> _EXERCISE TASK_
Locate and copy all lines bearing the word "principal".

> _EXERCISE INPUT_
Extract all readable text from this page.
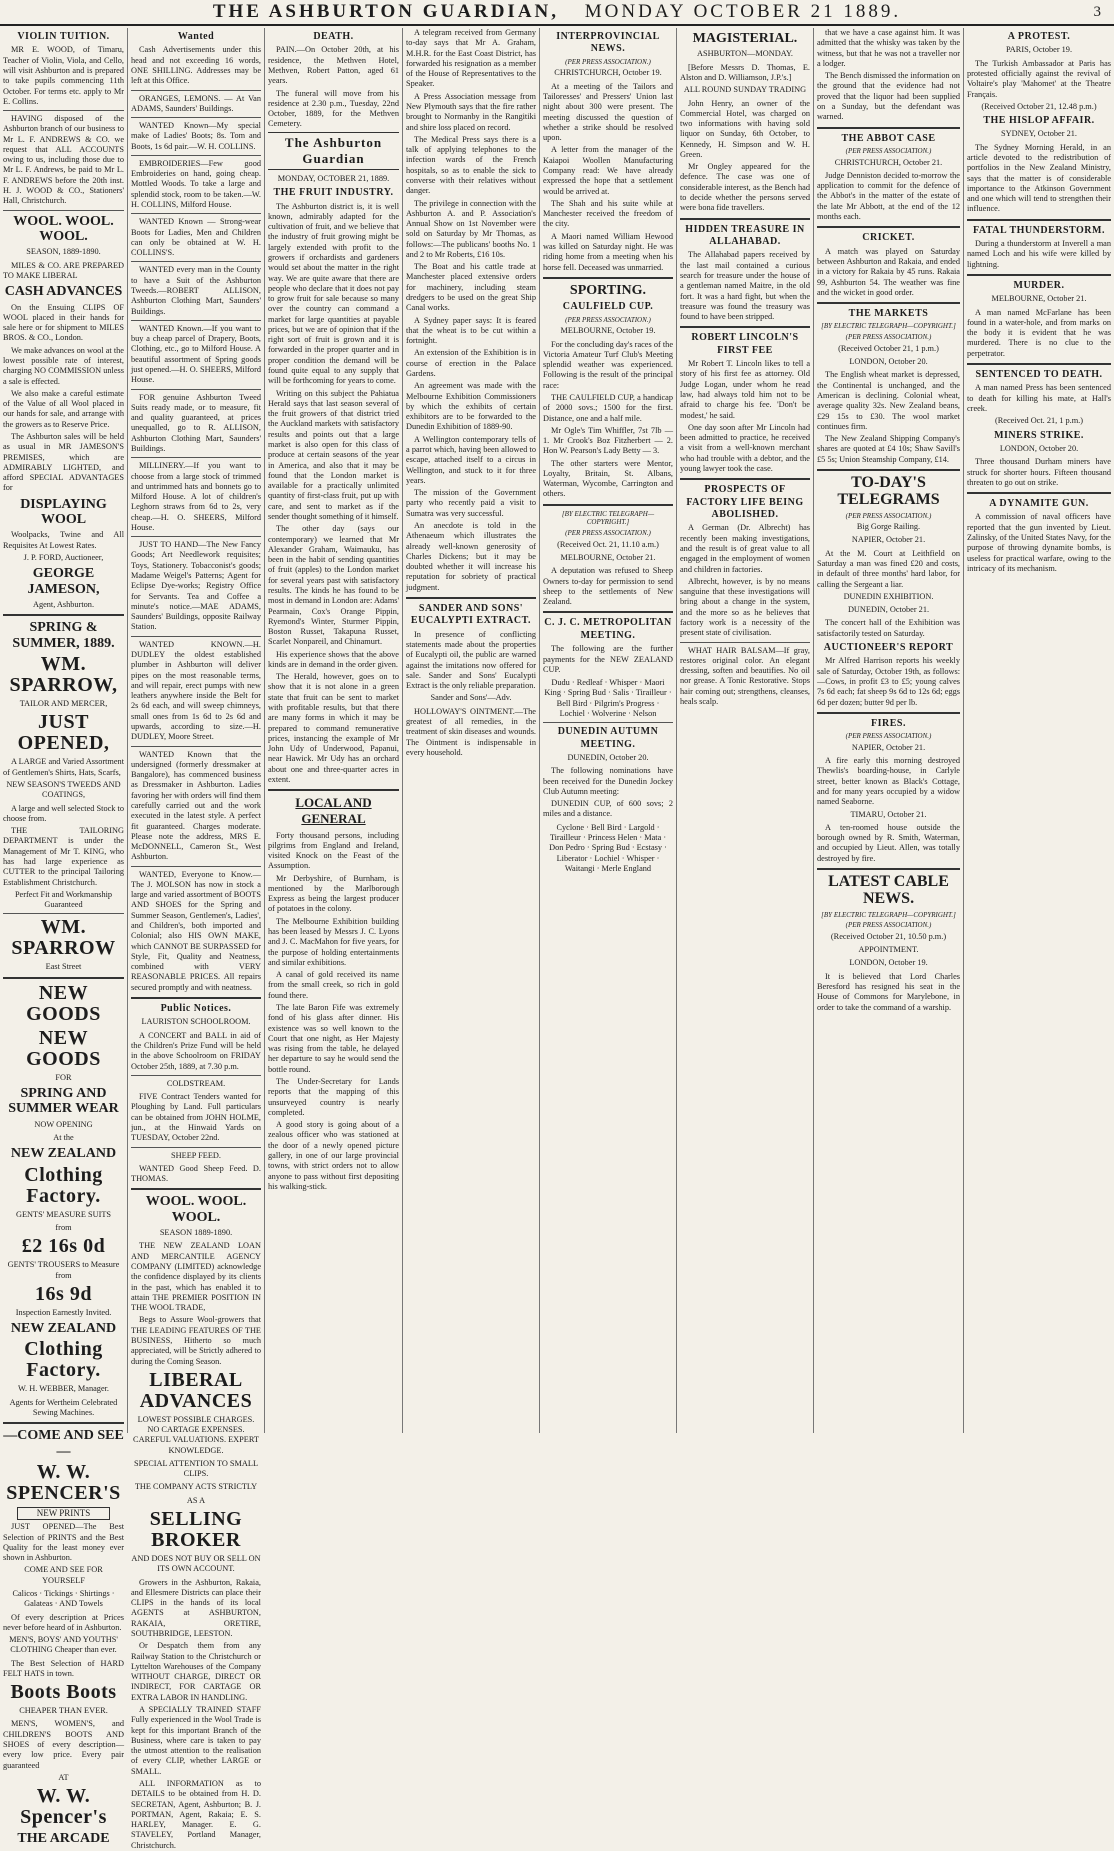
THE ASHBURTON GUARDIAN, MONDAY OCTOBER 21 1889.	3
VIOLIN TUITION.
MR E. WOOD, of Timaru, Teacher of Violin, Viola, and Cello, will visit Ashburton and is prepared to take pupils commencing 11th October. For terms etc. apply to Mr E. Collins.
HAVING disposed of the Ashburton branch of our business to Mr L. F. ANDREWS & CO. we request that ALL ACCOUNTS owing to us, including those due to Mr L. F. Andrews, be paid to Mr L. F. ANDREWS before the 20th inst. H. J. WOOD & CO., Stationers' Hall, Christchurch.
WOOL. WOOL. WOOL.
SEASON, 1889-1890.
MILES & CO. ARE PREPARED TO MAKE LIBERAL
CASH ADVANCES
On the Ensuing CLIPS OF WOOL placed in their hands for sale here or for shipment to MILES BROS. & CO., London.
We make advances on wool at the lowest possible rate of interest, charging NO COMMISSION unless a sale is effected.
We also make a careful estimate of the Value of all Wool placed in our hands for sale, and arrange with the growers as to Reserve Price.
The Ashburton sales will be held as usual in MR JAMESON'S PREMISES, which are ADMIRABLY LIGHTED, and afford SPECIAL ADVANTAGES for
DISPLAYING WOOL
Woolpacks, Twine and All Requisites At Lowest Rates.
J. P. FORD, Auctioneer,
GEORGE JAMESON,
Agent, Ashburton.
SPRING & SUMMER, 1889.
WM. SPARROW,
TAILOR AND MERCER,
JUST OPENED,
A LARGE and Varied Assortment of Gentlemen's Shirts, Hats, Scarfs,
NEW SEASON'S TWEEDS AND COATINGS,
A large and well selected Stock to choose from.
THE TAILORING DEPARTMENT is under the Management of Mr T. KING, who has had large experience as CUTTER to the principal Tailoring Establishment Christchurch.
Perfect Fit and Workmanship Guaranteed
WM. SPARROW
East Street
NEW GOODS
NEW GOODS
FOR
SPRING AND SUMMER WEAR
NOW OPENING
At the
NEW ZEALAND
Clothing Factory.
GENTS' MEASURE SUITS
from
£2 16s 0d
GENTS' TROUSERS to Measure from
16s 9d
Inspection Earnestly Invited.
NEW ZEALAND
Clothing Factory.
W. H. WEBBER, Manager.
Agents for Wertheim Celebrated Sewing Machines.
—COME AND SEE—
W. W. SPENCER'S
NEW PRINTS
JUST OPENED—The Best Selection of PRINTS and the Best Quality for the least money ever shown in Ashburton.
COME AND SEE FOR YOURSELF
Calicos · Tickings · Shirtings · Galateas · AND Towels
Of every description at Prices never before heard of in Ashburton.
MEN'S, BOYS' AND YOUTHS' CLOTHING Cheaper than ever.
The Best Selection of HARD FELT HATS in town.
Boots Boots
CHEAPER THAN EVER.
MEN'S, WOMEN'S, and CHILDREN'S BOOTS AND SHOES of every description—every low price. Every pair guaranteed
AT
W. W. Spencer's
THE ARCADE
Wanted
Cash Advertisements under this head and not exceeding 16 words, ONE SHILLING. Addresses may be left at this Office.
ORANGES, LEMONS. — At Van ADAMS, Saunders' Buildings.
WANTED Known—My special make of Ladies' Boots; 8s. Tom and Boots, 1s 6d pair.—W. H. COLLINS.
EMBROIDERIES—Few good Embroideries on hand, going cheap. Mottled Woods. To take a large and splendid stock, room to be taken.—W. H. COLLINS, Milford House.
WANTED Known — Strong-wear Boots for Ladies, Men and Children can only be obtained at W. H. COLLINS'S.
WANTED every man in the County to have a Suit of the Ashburton Tweeds.—ROBERT ALLISON, Ashburton Clothing Mart, Saunders' Buildings.
WANTED Known.—If you want to buy a cheap parcel of Drapery, Boots, Clothing, etc., go to Milford House. A beautiful assortment of Spring goods just opened.—H. O. SHEERS, Milford House.
FOR genuine Ashburton Tweed Suits ready made, or to measure, fit and quality guaranteed, at prices unequalled, go to R. ALLISON, Ashburton Clothing Mart, Saunders' Buildings.
MILLINERY.—If you want to choose from a large stock of trimmed and untrimmed hats and bonnets go to Milford House. A lot of children's Leghorn straws from 6d to 2s, very cheap.—H. O. SHEERS, Milford House.
JUST TO HAND—The New Fancy Goods; Art Needlework requisites; Toys, Stationery. Tobacconist's goods; Madame Weigel's Patterns; Agent for Eclipse Dye-works; Registry Office for Servants. Tea and Coffee a minute's notice.—MAE ADAMS, Saunders' Buildings, opposite Railway Station.
WANTED KNOWN.—H. DUDLEY the oldest established plumber in Ashburton will deliver pipes on the most reasonable terms, and will repair, erect pumps with new leathers anywhere inside the Belt for 2s 6d each, and will sweep chimneys, small ones from 1s 6d to 2s 6d and upwards, according to size.—H. DUDLEY, Moore Street.
WANTED Known that the undersigned (formerly dressmaker at Bangalore), has commenced business as Dressmaker in Ashburton. Ladies favoring her with orders will find them carefully carried out and the work executed in the latest style. A perfect fit guaranteed. Charges moderate. Please note the address, MRS E. McDONNELL, Cameron St., West Ashburton.
WANTED, Everyone to Know.—The J. MOLSON has now in stock a large and varied assortment of BOOTS AND SHOES for the Spring and Summer Season, Gentlemen's, Ladies', and Children's, both imported and Colonial; also HIS OWN MAKE, which CANNOT BE SURPASSED for Style, Fit, Quality and Neatness, combined with VERY REASONABLE PRICES. All repairs secured promptly and with neatness.
Public Notices.
LAURISTON SCHOOLROOM.
A CONCERT and BALL in aid of the Children's Prize Fund will be held in the above Schoolroom on FRIDAY October 25th, 1889, at 7.30 p.m.
COLDSTREAM.
FIVE Contract Tenders wanted for Ploughing by Land. Full particulars can be obtained from JOHN HOLME, jun., at the Hinwaid Yards on TUESDAY, October 22nd.
SHEEP FEED.
WANTED Good Sheep Feed. D. THOMAS.
WOOL. WOOL. WOOL.
SEASON 1889-1890.
THE NEW ZEALAND LOAN AND MERCANTILE AGENCY COMPANY (LIMITED) acknowledge the confidence displayed by its clients in the past, which has enabled it to attain THE PREMIER POSITION IN THE WOOL TRADE,
Begs to Assure Wool-growers that THE LEADING FEATURES OF THE BUSINESS, Hitherto so much appreciated, will be Strictly adhered to during the Coming Season.
LIBERAL ADVANCES
LOWEST POSSIBLE CHARGES. NO CARTAGE EXPENSES. CAREFUL VALUATIONS. EXPERT KNOWLEDGE.
SPECIAL ATTENTION TO SMALL CLIPS.
THE COMPANY ACTS STRICTLY
AS A
SELLING BROKER
AND DOES NOT BUY OR SELL ON ITS OWN ACCOUNT.
Growers in the Ashburton, Rakaia, and Ellesmere Districts can place their CLIPS in the hands of its local AGENTS at ASHBURTON, RAKAIA, ORETIRE, SOUTHBRIDGE, LEESTON.
Or Despatch them from any Railway Station to the Christchurch or Lyttelton Warehouses of the Company WITHOUT CHARGE, DIRECT OR INDIRECT, FOR CARTAGE OR EXTRA LABOR IN HANDLING.
A SPECIALLY TRAINED STAFF Fully experienced in the Wool Trade is kept for this important Branch of the Business, where care is taken to pay the utmost attention to the realisation of every CLIP, whether LARGE or SMALL.
ALL INFORMATION as to DETAILS to be obtained from H. D. SECRETAN, Agent, Ashburton; B. J. PORTMAN, Agent, Rakaia; E. S. HARLEY, Manager. E. G. STAVELEY, Portland Manager, Christchurch.
DEATH.
PAIN.—On October 20th, at his residence, the Methven Hotel, Methven, Robert Patton, aged 61 years.
The funeral will move from his residence at 2.30 p.m., Tuesday, 22nd October, 1889, for the Methven Cemetery.
The Ashburton Guardian
MONDAY, OCTOBER 21, 1889.
THE FRUIT INDUSTRY.
The Ashburton district is, it is well known, admirably adapted for the cultivation of fruit, and we believe that the industry of fruit growing might be largely extended with profit to the growers if orchardists and gardeners would set about the matter in the right way. We are quite aware that there are people who declare that it does not pay to grow fruit for sale because so many over the country can command a market for large quantities at payable prices, but we are of opinion that if the right sort of fruit is grown and it is forwarded in the proper quarter and in proper condition the demand will be found quite equal to any supply that will be forthcoming for years to come.
Writing on this subject the Pahiatua Herald says that last season several of the fruit growers of that district tried the Auckland markets with satisfactory results and points out that a large market is also open for this class of produce at certain seasons of the year in America, and also that it may be found that the London market is available for a practically unlimited quantity of first-class fruit, put up with care, and sent to market as if the sender thought something of it himself.
The other day (says our contemporary) we learned that Mr Alexander Graham, Waimauku, has been in the habit of sending quantities of fruit (apples) to the London market for several years past with satisfactory results. The kinds he has found to be most in demand in London are: Adams' Pearmain, Cox's Orange Pippin, Ryemond's Winter, Sturmer Pippin, Boston Russet, Takapuna Russet, Scarlet Nonpareil, and Chinamurt.
His experience shows that the above kinds are in demand in the order given.
The Herald, however, goes on to show that it is not alone in a green state that fruit can be sent to market with profitable results, but that there are many forms in which it may be prepared to command remunerative prices, instancing the example of Mr John Udy of Underwood, Papanui, near Hawick. Mr Udy has an orchard about one and three-quarter acres in extent.
LOCAL AND GENERAL
Forty thousand persons, including pilgrims from England and Ireland, visited Knock on the Feast of the Assumption.
Mr Derbyshire, of Burnham, is mentioned by the Marlborough Express as being the largest producer of potatoes in the colony.
The Melbourne Exhibition building has been leased by Messrs J. C. Lyons and J. C. MacMahon for five years, for the purpose of holding entertainments and similar exhibitions.
A canal of gold received its name from the small creek, so rich in gold found there.
The late Baron Fife was extremely fond of his glass after dinner. His existence was so well known to the Court that one night, as Her Majesty was rising from the table, he delayed her departure to say he would send the bottle round.
The Under-Secretary for Lands reports that the mapping of this unsurveyed country is nearly completed.
A good story is going about of a zealous officer who was stationed at the door of a newly opened picture gallery, in one of our large provincial towns, with strict orders not to allow anyone to pass without first depositing his walking-stick.
A telegram received from Germany to-day says that Mr A. Graham, M.H.R. for the East Coast District, has forwarded his resignation as a member of the House of Representatives to the Speaker.
A Press Association message from New Plymouth says that the fire rather brought to Normanby in the Rangitiki and shire loss placed on record.
The Medical Press says there is a talk of applying telephones to the infection wards of the French hospitals, so as to enable the sick to converse with their relatives without danger.
The privilege in connection with the Ashburton A. and P. Association's Annual Show on 1st November were sold on Saturday by Mr Thomas, as follows:—The publicans' booths No. 1 and 2 to Mr Roberts, £16 10s.
The Boat and his cattle trade at Manchester placed extensive orders for machinery, including steam dredgers to be used on the great Ship Canal works.
A Sydney paper says: It is feared that the wheat is to be cut within a fortnight.
An extension of the Exhibition is in course of erection in the Palace Gardens.
An agreement was made with the Melbourne Exhibition Commissioners by which the exhibits of certain exhibitors are to be forwarded to the Dunedin Exhibition of 1889-90.
A Wellington contemporary tells of a parrot which, having been allowed to escape, attached itself to a circus in Wellington, and stuck to it for three years.
The mission of the Government party who recently paid a visit to Sumatra was very successful.
An anecdote is told in the Athenaeum which illustrates the already well-known generosity of Charles Dickens; but it may be doubted whether it will increase his reputation for sobriety of practical judgment.
SANDER AND SONS' EUCALYPTI EXTRACT.
In presence of conflicting statements made about the properties of Eucalypti oil, the public are warned against the imitations now offered for sale. Sander and Sons' Eucalypti Extract is the only reliable preparation.
Sander and Sons'—Adv.
HOLLOWAY'S OINTMENT.—The greatest of all remedies, in the treatment of skin diseases and wounds. The Ointment is indispensable in every household.
INTERPROVINCIAL NEWS.
(PER PRESS ASSOCIATION.)
CHRISTCHURCH, October 19.
At a meeting of the Tailors and Tailoresses' and Pressers' Union last night about 300 were present. The meeting discussed the question of whether a strike should be resolved upon.
A letter from the manager of the Kaiapoi Woollen Manufacturing Company read: We have already expressed the hope that a settlement would be arrived at.
The Shah and his suite while at Manchester received the freedom of the city.
A Maori named William Hewood was killed on Saturday night. He was riding home from a meeting when his horse fell. Deceased was unmarried.
SPORTING.
CAULFIELD CUP.
(PER PRESS ASSOCIATION.)
MELBOURNE, October 19.
For the concluding day's races of the Victoria Amateur Turf Club's Meeting splendid weather was experienced. Following is the result of the principal race:
THE CAULFIELD CUP, a handicap of 2000 sovs.; 1500 for the first. Distance, one and a half mile.
Mr Ogle's Tim Whiffler, 7st 7lb — 1. Mr Crook's Boz Fitzherbert — 2. Hon W. Pearson's Lady Betty — 3.
The other starters were Mentor, Loyalty, Britain, St. Albans, Waterman, Wycombe, Carrington and others.
[BY ELECTRIC TELEGRAPH—COPYRIGHT.]
(PER PRESS ASSOCIATION.)
(Received Oct. 21, 11.10 a.m.)
MELBOURNE, October 21.
A deputation was refused to Sheep Owners to-day for permission to send sheep to the settlements of New Zealand.
C. J. C. METROPOLITAN MEETING.
The following are the further payments for the NEW ZEALAND CUP.
Dudu · Redleaf · Whisper · Maori King · Spring Bud · Salis · Tirailleur · Bell Bird · Pilgrim's Progress · Lochiel · Wolverine · Nelson
DUNEDIN AUTUMN MEETING.
DUNEDIN, October 20.
The following nominations have been received for the Dunedin Jockey Club Autumn meeting:
DUNEDIN CUP, of 600 sovs; 2 miles and a distance.
Cyclone · Bell Bird · Largold · Tirailleur · Princess Helen · Mata · Don Pedro · Spring Bud · Ecstasy · Liberator · Lochiel · Whisper · Waitangi · Merle England
MAGISTERIAL.
ASHBURTON—MONDAY.
[Before Messrs D. Thomas, E. Alston and D. Williamson, J.P.'s.]
ALL ROUND SUNDAY TRADING
John Henry, an owner of the Commercial Hotel, was charged on two informations with having sold liquor on Sunday, 6th October, to Kennedy, H. Simpson and W. H. Green.
Mr Ongley appeared for the defence. The case was one of considerable interest, as the Bench had to decide whether the persons served were bona fide travellers.
HIDDEN TREASURE IN ALLAHABAD.
The Allahabad papers received by the last mail contained a curious search for treasure under the house of a gentleman named Maitre, in the old fort. It was a hard fight, but when the treasure was found the treasury was found to have been stripped.
ROBERT LINCOLN'S FIRST FEE
Mr Robert T. Lincoln likes to tell a story of his first fee as attorney. Old Judge Logan, under whom he read law, had always told him not to be afraid to charge his fee. 'Don't be modest,' he said.
One day soon after Mr Lincoln had been admitted to practice, he received a visit from a well-known merchant who had trouble with a debtor, and the young lawyer took the case.
PROSPECTS OF FACTORY LIFE BEING ABOLISHED.
A German (Dr. Albrecht) has recently been making investigations, and the result is of great value to all engaged in the employment of women and children in factories.
Albrecht, however, is by no means sanguine that these investigations will bring about a change in the system, and the more so as he believes that factory work is a necessity of the present state of civilisation.
WHAT HAIR BALSAM—If gray, restores original color. An elegant dressing, soften and beautifies. No oil nor grease. A Tonic Restorative. Stops hair coming out; strengthens, cleanses, heals scalp.
that we have a case against him. It was admitted that the whisky was taken by the witness, but that he was not a traveller nor a lodger.
The Bench dismissed the information on the ground that the evidence had not proved that the liquor had been supplied on a Sunday, but the defendant was warned.
THE ABBOT CASE
(PER PRESS ASSOCIATION.)
CHRISTCHURCH, October 21.
Judge Denniston decided to-morrow the application to commit for the defence of the Abbot's in the matter of the estate of the late Mr Abbott, at the end of the 12 months each.
CRICKET.
A match was played on Saturday between Ashburton and Rakaia, and ended in a victory for Rakaia by 45 runs. Rakaia 99, Ashburton 54. The weather was fine and the wicket in good order.
THE MARKETS
[BY ELECTRIC TELEGRAPH—COPYRIGHT.]
(PER PRESS ASSOCIATION.)
(Received October 21, 1 p.m.)
LONDON, October 20.
The English wheat market is depressed, the Continental is unchanged, and the American is declining. Colonial wheat, average quality 32s. New Zealand beans, £29 15s to £30. The wool market continues firm.
The New Zealand Shipping Company's shares are quoted at £4 10s; Shaw Savill's £5 5s; Union Steamship Company, £14.
TO-DAY'S TELEGRAMS
(PER PRESS ASSOCIATION.)
Big Gorge Railing.
NAPIER, October 21.
At the M. Court at Leithfield on Saturday a man was fined £20 and costs, in default of three months' hard labor, for calling the Sergeant a liar.
DUNEDIN EXHIBITION.
DUNEDIN, October 21.
The concert hall of the Exhibition was satisfactorily tested on Saturday.
AUCTIONEER'S REPORT
Mr Alfred Harrison reports his weekly sale of Saturday, October 19th, as follows:—Cows, in profit £3 to £5; young calves 7s 6d each; fat sheep 9s 6d to 12s 6d; eggs 6d per dozen; butter 9d per lb.
FIRES.
(PER PRESS ASSOCIATION.)
NAPIER, October 21.
A fire early this morning destroyed Thewlis's boarding-house, in Carlyle street, better known as Black's Cottage, and for many years occupied by a widow named Seaborne.
TIMARU, October 21.
A ten-roomed house outside the borough owned by R. Smith, Waterman, and occupied by Lieut. Allen, was totally destroyed by fire.
LATEST CABLE NEWS.
[BY ELECTRIC TELEGRAPH—COPYRIGHT.]
(PER PRESS ASSOCIATION.)
(Received October 21, 10.50 p.m.)
APPOINTMENT.
LONDON, October 19.
It is believed that Lord Charles Beresford has resigned his seat in the House of Commons for Marylebone, in order to take the command of a warship.
A PROTEST.
PARIS, October 19.
The Turkish Ambassador at Paris has protested officially against the revival of Voltaire's play 'Mahomet' at the Theatre Français.
(Received October 21, 12.48 p.m.)
THE HISLOP AFFAIR.
SYDNEY, October 21.
The Sydney Morning Herald, in an article devoted to the redistribution of portfolios in the New Zealand Ministry, says that the matter is of considerable importance to the Atkinson Government and one which will tend to strengthen their influence.
FATAL THUNDERSTORM.
During a thunderstorm at Inverell a man named Loch and his wife were killed by lightning.
MURDER.
MELBOURNE, October 21.
A man named McFarlane has been found in a water-hole, and from marks on the body it is evident that he was murdered. There is no clue to the perpetrator.
SENTENCED TO DEATH.
A man named Press has been sentenced to death for killing his mate, at Hall's creek.
(Received Oct. 21, 1 p.m.)
MINERS STRIKE.
LONDON, October 20.
Three thousand Durham miners have struck for shorter hours. Fifteen thousand threaten to go out on strike.
A DYNAMITE GUN.
A commission of naval officers have reported that the gun invented by Lieut. Zalinsky, of the United States Navy, for the purpose of throwing dynamite bombs, is useless for practical warfare, owing to the intricacy of its mechanism.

> _EXERCISE SOLUTION_
THE TAILORING DEPARTMENT is under the Management of Mr T. KING, who has had large experience as CUTTER to the principal Tailoring Establishment Christchurch.
For the concluding day's races of the Victoria Amateur Turf Club's Meeting splendid weather was experienced. Following is the result of the principal race:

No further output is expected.